Objective –
Each line of the listing must be transcribed exactly, except for the images, which should be excluded.
↓↓↓
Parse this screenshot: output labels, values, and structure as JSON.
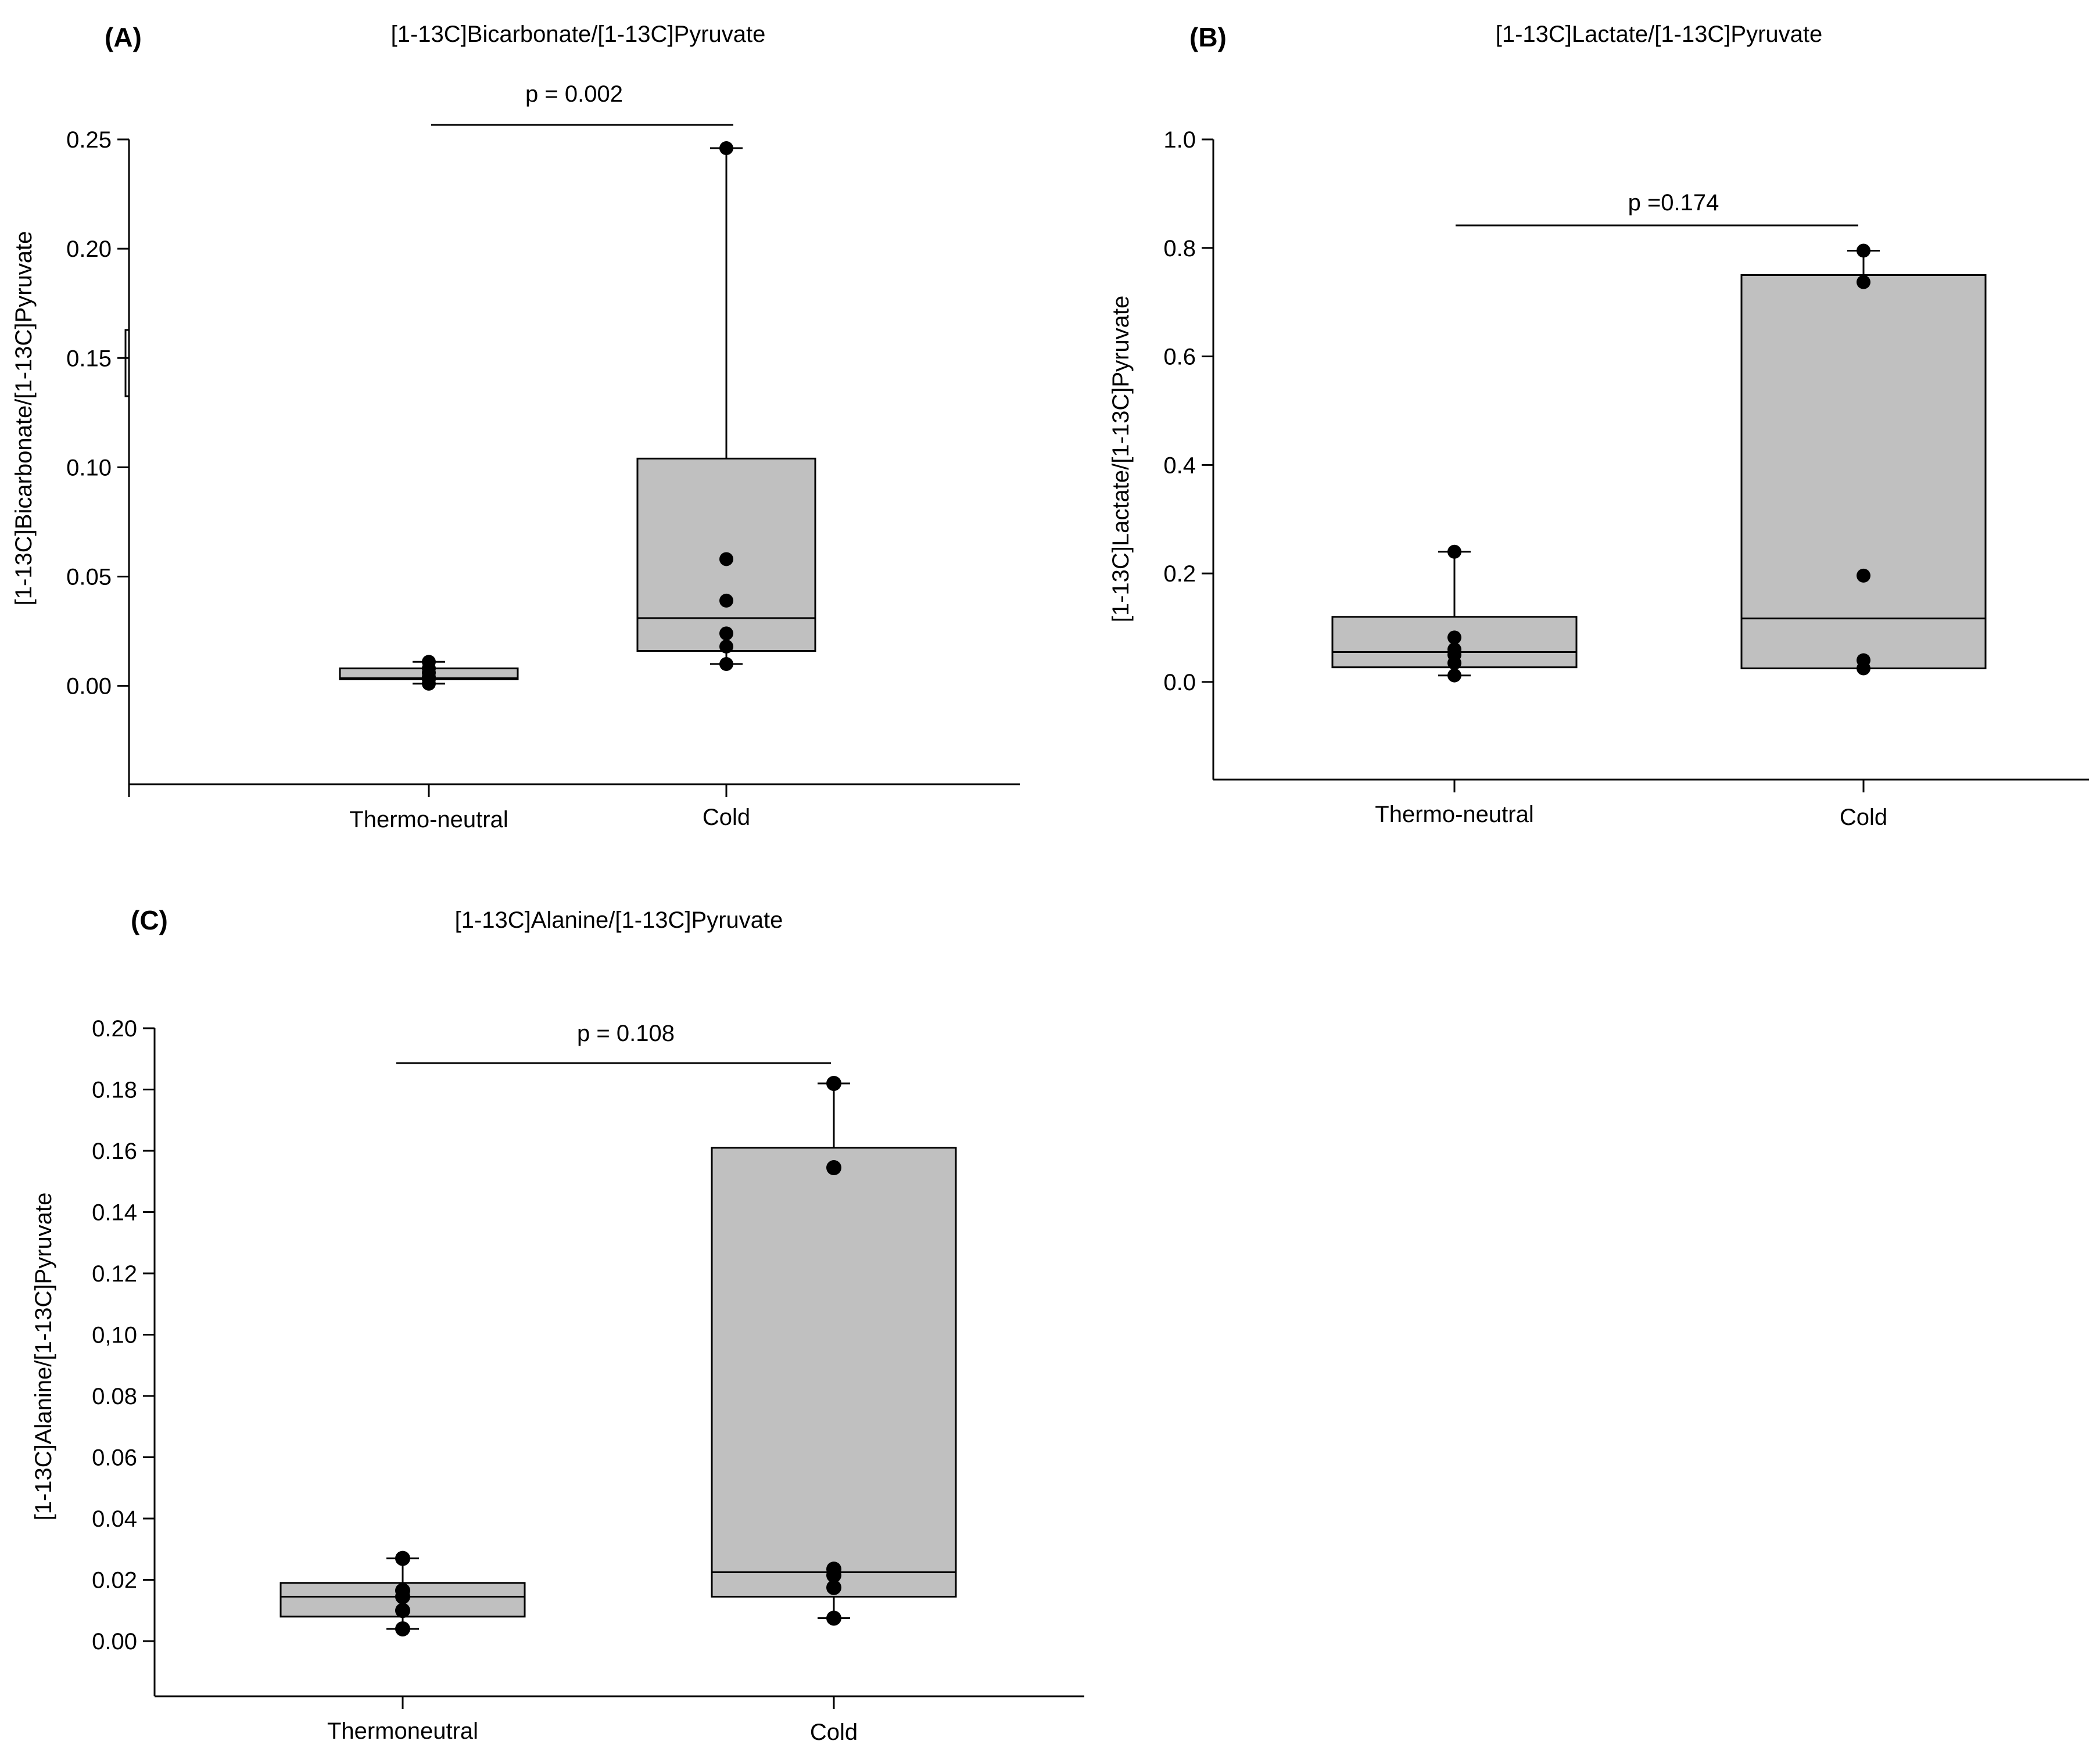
{
  "chart_data": [
    {
      "type": "box",
      "panel_label": "(A)",
      "title": "[1-13C]Bicarbonate/[1-13C]Pyruvate",
      "ylabel": "[1-13C]Bicarbonate/[1-13C]Pyruvate",
      "ylim": [
        -0.045,
        0.25
      ],
      "yticks": [
        "0.00",
        "0.05",
        "0.10",
        "0.15",
        "0.20",
        "0.25"
      ],
      "categories": [
        "Thermo-neutral",
        "Cold"
      ],
      "p_value": "p = 0.002",
      "boxes": [
        {
          "q1": 0.003,
          "median": 0.0035,
          "q3": 0.008,
          "whisker_low": 0.001,
          "whisker_high": 0.011,
          "points": [
            0.001,
            0.003,
            0.004,
            0.006,
            0.008,
            0.011
          ]
        },
        {
          "q1": 0.016,
          "median": 0.031,
          "q3": 0.104,
          "whisker_low": 0.01,
          "whisker_high": 0.246,
          "points": [
            0.01,
            0.018,
            0.024,
            0.039,
            0.058,
            0.246
          ]
        }
      ]
    },
    {
      "type": "box",
      "panel_label": "(B)",
      "title": "[1-13C]Lactate/[1-13C]Pyruvate",
      "ylabel": "[1-13C]Lactate/[1-13C]Pyruvate",
      "ylim": [
        -0.18,
        1.0
      ],
      "yticks": [
        "0.0",
        "0.2",
        "0.4",
        "0.6",
        "0.8",
        "1.0"
      ],
      "categories": [
        "Thermo-neutral",
        "Cold"
      ],
      "p_value": "p =0.174",
      "boxes": [
        {
          "q1": 0.027,
          "median": 0.055,
          "q3": 0.12,
          "whisker_low": 0.012,
          "whisker_high": 0.24,
          "points": [
            0.012,
            0.035,
            0.05,
            0.06,
            0.082,
            0.24
          ]
        },
        {
          "q1": 0.025,
          "median": 0.117,
          "q3": 0.75,
          "whisker_low": 0.025,
          "whisker_high": 0.795,
          "points": [
            0.025,
            0.04,
            0.196,
            0.737,
            0.795
          ]
        }
      ]
    },
    {
      "type": "box",
      "panel_label": "(C)",
      "title": "[1-13C]Alanine/[1-13C]Pyruvate",
      "ylabel": "[1-13C]Alanine/[1-13C]Pyruvate",
      "ylim": [
        -0.018,
        0.2
      ],
      "yticks": [
        "0.00",
        "0.02",
        "0.04",
        "0.06",
        "0.08",
        "0,10",
        "0.12",
        "0.14",
        "0.16",
        "0.18",
        "0.20"
      ],
      "categories": [
        "Thermoneutral",
        "Cold"
      ],
      "p_value": "p = 0.108",
      "boxes": [
        {
          "q1": 0.008,
          "median": 0.0145,
          "q3": 0.019,
          "whisker_low": 0.004,
          "whisker_high": 0.027,
          "points": [
            0.004,
            0.01,
            0.0145,
            0.0165,
            0.027
          ]
        },
        {
          "q1": 0.0145,
          "median": 0.0225,
          "q3": 0.161,
          "whisker_low": 0.0075,
          "whisker_high": 0.182,
          "points": [
            0.0075,
            0.0175,
            0.0215,
            0.0235,
            0.1545,
            0.182
          ]
        }
      ]
    }
  ]
}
↑↑↑
Solution to this task –
Parse this screenshot: output labels, values, and structure as JSON.
{
  "chart_data": [
    {
      "type": "box",
      "panel_label": "(A)",
      "title": "[1-13C]Bicarbonate/[1-13C]Pyruvate",
      "ylabel": "[1-13C]Bicarbonate/[1-13C]Pyruvate",
      "ylim": [
        -0.045,
        0.25
      ],
      "yticks": [
        "0.00",
        "0.05",
        "0.10",
        "0.15",
        "0.20",
        "0.25"
      ],
      "categories": [
        "Thermo-neutral",
        "Cold"
      ],
      "p_value": "p = 0.002",
      "boxes": [
        {
          "q1": 0.003,
          "median": 0.0035,
          "q3": 0.008,
          "whisker_low": 0.001,
          "whisker_high": 0.011,
          "points": [
            0.001,
            0.003,
            0.004,
            0.006,
            0.008,
            0.011
          ]
        },
        {
          "q1": 0.016,
          "median": 0.031,
          "q3": 0.104,
          "whisker_low": 0.01,
          "whisker_high": 0.246,
          "points": [
            0.01,
            0.018,
            0.024,
            0.039,
            0.058,
            0.246
          ]
        }
      ]
    },
    {
      "type": "box",
      "panel_label": "(B)",
      "title": "[1-13C]Lactate/[1-13C]Pyruvate",
      "ylabel": "[1-13C]Lactate/[1-13C]Pyruvate",
      "ylim": [
        -0.18,
        1.0
      ],
      "yticks": [
        "0.0",
        "0.2",
        "0.4",
        "0.6",
        "0.8",
        "1.0"
      ],
      "categories": [
        "Thermo-neutral",
        "Cold"
      ],
      "p_value": "p =0.174",
      "boxes": [
        {
          "q1": 0.027,
          "median": 0.055,
          "q3": 0.12,
          "whisker_low": 0.012,
          "whisker_high": 0.24,
          "points": [
            0.012,
            0.035,
            0.05,
            0.06,
            0.082,
            0.24
          ]
        },
        {
          "q1": 0.025,
          "median": 0.117,
          "q3": 0.75,
          "whisker_low": 0.025,
          "whisker_high": 0.795,
          "points": [
            0.025,
            0.04,
            0.196,
            0.737,
            0.795
          ]
        }
      ]
    },
    {
      "type": "box",
      "panel_label": "(C)",
      "title": "[1-13C]Alanine/[1-13C]Pyruvate",
      "ylabel": "[1-13C]Alanine/[1-13C]Pyruvate",
      "ylim": [
        -0.018,
        0.2
      ],
      "yticks": [
        "0.00",
        "0.02",
        "0.04",
        "0.06",
        "0.08",
        "0,10",
        "0.12",
        "0.14",
        "0.16",
        "0.18",
        "0.20"
      ],
      "categories": [
        "Thermoneutral",
        "Cold"
      ],
      "p_value": "p = 0.108",
      "boxes": [
        {
          "q1": 0.008,
          "median": 0.0145,
          "q3": 0.019,
          "whisker_low": 0.004,
          "whisker_high": 0.027,
          "points": [
            0.004,
            0.01,
            0.0145,
            0.0165,
            0.027
          ]
        },
        {
          "q1": 0.0145,
          "median": 0.0225,
          "q3": 0.161,
          "whisker_low": 0.0075,
          "whisker_high": 0.182,
          "points": [
            0.0075,
            0.0175,
            0.0215,
            0.0235,
            0.1545,
            0.182
          ]
        }
      ]
    }
  ]
}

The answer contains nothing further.